## Short task
Change every "price-ytick-label" in the entries to "price-axis-label", and write all the lines out again with nothing else altered.

(Dataset records)
# # #
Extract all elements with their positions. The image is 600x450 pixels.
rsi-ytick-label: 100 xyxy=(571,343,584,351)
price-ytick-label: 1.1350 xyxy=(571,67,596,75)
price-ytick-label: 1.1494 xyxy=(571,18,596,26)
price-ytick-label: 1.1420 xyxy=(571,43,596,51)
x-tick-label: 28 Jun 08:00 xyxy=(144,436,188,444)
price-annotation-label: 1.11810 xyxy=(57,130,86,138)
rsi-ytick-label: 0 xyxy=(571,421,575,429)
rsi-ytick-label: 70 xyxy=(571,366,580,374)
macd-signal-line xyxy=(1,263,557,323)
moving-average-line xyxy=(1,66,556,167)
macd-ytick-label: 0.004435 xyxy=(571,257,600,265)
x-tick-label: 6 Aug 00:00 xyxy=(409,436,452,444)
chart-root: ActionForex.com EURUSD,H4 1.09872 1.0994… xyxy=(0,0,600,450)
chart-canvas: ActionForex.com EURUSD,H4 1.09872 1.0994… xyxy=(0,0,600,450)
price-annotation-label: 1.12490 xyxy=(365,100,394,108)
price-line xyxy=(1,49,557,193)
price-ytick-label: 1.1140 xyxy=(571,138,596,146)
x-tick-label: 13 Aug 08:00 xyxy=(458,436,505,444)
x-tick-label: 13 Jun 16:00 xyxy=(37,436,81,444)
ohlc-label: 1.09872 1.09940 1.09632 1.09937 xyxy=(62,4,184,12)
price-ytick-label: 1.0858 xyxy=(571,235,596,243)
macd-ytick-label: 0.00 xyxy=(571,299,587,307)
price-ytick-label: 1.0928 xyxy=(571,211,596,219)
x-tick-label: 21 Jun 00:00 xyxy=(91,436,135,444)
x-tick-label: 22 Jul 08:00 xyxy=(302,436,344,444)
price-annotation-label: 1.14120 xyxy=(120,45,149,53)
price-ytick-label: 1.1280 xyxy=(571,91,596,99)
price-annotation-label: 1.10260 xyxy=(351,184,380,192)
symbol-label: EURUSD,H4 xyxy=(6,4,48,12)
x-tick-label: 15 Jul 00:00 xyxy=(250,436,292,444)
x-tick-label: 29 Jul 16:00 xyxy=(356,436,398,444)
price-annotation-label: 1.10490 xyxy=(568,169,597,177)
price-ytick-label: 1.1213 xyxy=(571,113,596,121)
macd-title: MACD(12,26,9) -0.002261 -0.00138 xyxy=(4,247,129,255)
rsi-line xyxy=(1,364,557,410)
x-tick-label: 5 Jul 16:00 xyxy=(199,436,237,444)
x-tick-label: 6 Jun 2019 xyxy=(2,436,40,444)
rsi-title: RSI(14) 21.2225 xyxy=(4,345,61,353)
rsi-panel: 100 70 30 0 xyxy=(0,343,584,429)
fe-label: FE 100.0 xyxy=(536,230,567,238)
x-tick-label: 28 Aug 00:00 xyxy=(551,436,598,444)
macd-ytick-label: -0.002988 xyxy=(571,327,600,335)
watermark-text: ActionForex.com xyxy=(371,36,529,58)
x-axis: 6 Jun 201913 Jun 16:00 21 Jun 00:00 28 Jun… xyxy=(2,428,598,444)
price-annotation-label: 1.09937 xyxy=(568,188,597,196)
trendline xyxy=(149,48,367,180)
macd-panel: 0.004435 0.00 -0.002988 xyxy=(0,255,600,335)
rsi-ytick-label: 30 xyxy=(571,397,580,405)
# # #
## Completed task
Extract all elements with their positions. The image is 600x450 pixels.
rsi-ytick-label: 100 xyxy=(571,343,584,351)
price-axis-label: 1.1350 xyxy=(571,67,596,75)
price-axis-label: 1.1494 xyxy=(571,18,596,26)
price-axis-label: 1.1420 xyxy=(571,43,596,51)
x-tick-label: 28 Jun 08:00 xyxy=(144,436,188,444)
price-annotation-label: 1.11810 xyxy=(57,130,86,138)
rsi-ytick-label: 0 xyxy=(571,421,575,429)
rsi-ytick-label: 70 xyxy=(571,366,580,374)
macd-signal-line xyxy=(1,263,557,323)
moving-average-line xyxy=(1,66,556,167)
macd-ytick-label: 0.004435 xyxy=(571,257,600,265)
x-tick-label: 6 Aug 00:00 xyxy=(409,436,452,444)
chart-root: ActionForex.com EURUSD,H4 1.09872 1.0994… xyxy=(0,0,600,450)
chart-canvas: ActionForex.com EURUSD,H4 1.09872 1.0994… xyxy=(0,0,600,450)
price-annotation-label: 1.12490 xyxy=(365,100,394,108)
price-line xyxy=(1,49,557,193)
price-axis-label: 1.1140 xyxy=(571,138,596,146)
x-tick-label: 13 Aug 08:00 xyxy=(458,436,505,444)
x-tick-label: 13 Jun 16:00 xyxy=(37,436,81,444)
ohlc-label: 1.09872 1.09940 1.09632 1.09937 xyxy=(62,4,184,12)
price-axis-label: 1.0858 xyxy=(571,235,596,243)
macd-ytick-label: 0.00 xyxy=(571,299,587,307)
price-axis-label: 1.0928 xyxy=(571,211,596,219)
x-tick-label: 21 Jun 00:00 xyxy=(91,436,135,444)
x-tick-label: 22 Jul 08:00 xyxy=(302,436,344,444)
price-annotation-label: 1.14120 xyxy=(120,45,149,53)
price-axis-label: 1.1280 xyxy=(571,91,596,99)
price-annotation-label: 1.10260 xyxy=(351,184,380,192)
symbol-label: EURUSD,H4 xyxy=(6,4,48,12)
x-tick-label: 15 Jul 00:00 xyxy=(250,436,292,444)
x-tick-label: 29 Jul 16:00 xyxy=(356,436,398,444)
price-annotation-label: 1.10490 xyxy=(568,169,597,177)
price-axis-label: 1.1213 xyxy=(571,113,596,121)
macd-title: MACD(12,26,9) -0.002261 -0.00138 xyxy=(4,247,129,255)
rsi-line xyxy=(1,364,557,410)
x-tick-label: 5 Jul 16:00 xyxy=(199,436,237,444)
x-tick-label: 6 Jun 2019 xyxy=(2,436,40,444)
rsi-title: RSI(14) 21.2225 xyxy=(4,345,61,353)
rsi-panel: 100 70 30 0 xyxy=(0,343,584,429)
fe-label: FE 100.0 xyxy=(536,230,567,238)
x-tick-label: 28 Aug 00:00 xyxy=(551,436,598,444)
macd-ytick-label: -0.002988 xyxy=(571,327,600,335)
watermark-text: ActionForex.com xyxy=(371,36,529,58)
x-axis: 6 Jun 201913 Jun 16:00 21 Jun 00:00 28 Jun… xyxy=(2,428,598,444)
price-annotation-label: 1.09937 xyxy=(568,188,597,196)
trendline xyxy=(149,48,367,180)
macd-panel: 0.004435 0.00 -0.002988 xyxy=(0,255,600,335)
rsi-ytick-label: 30 xyxy=(571,397,580,405)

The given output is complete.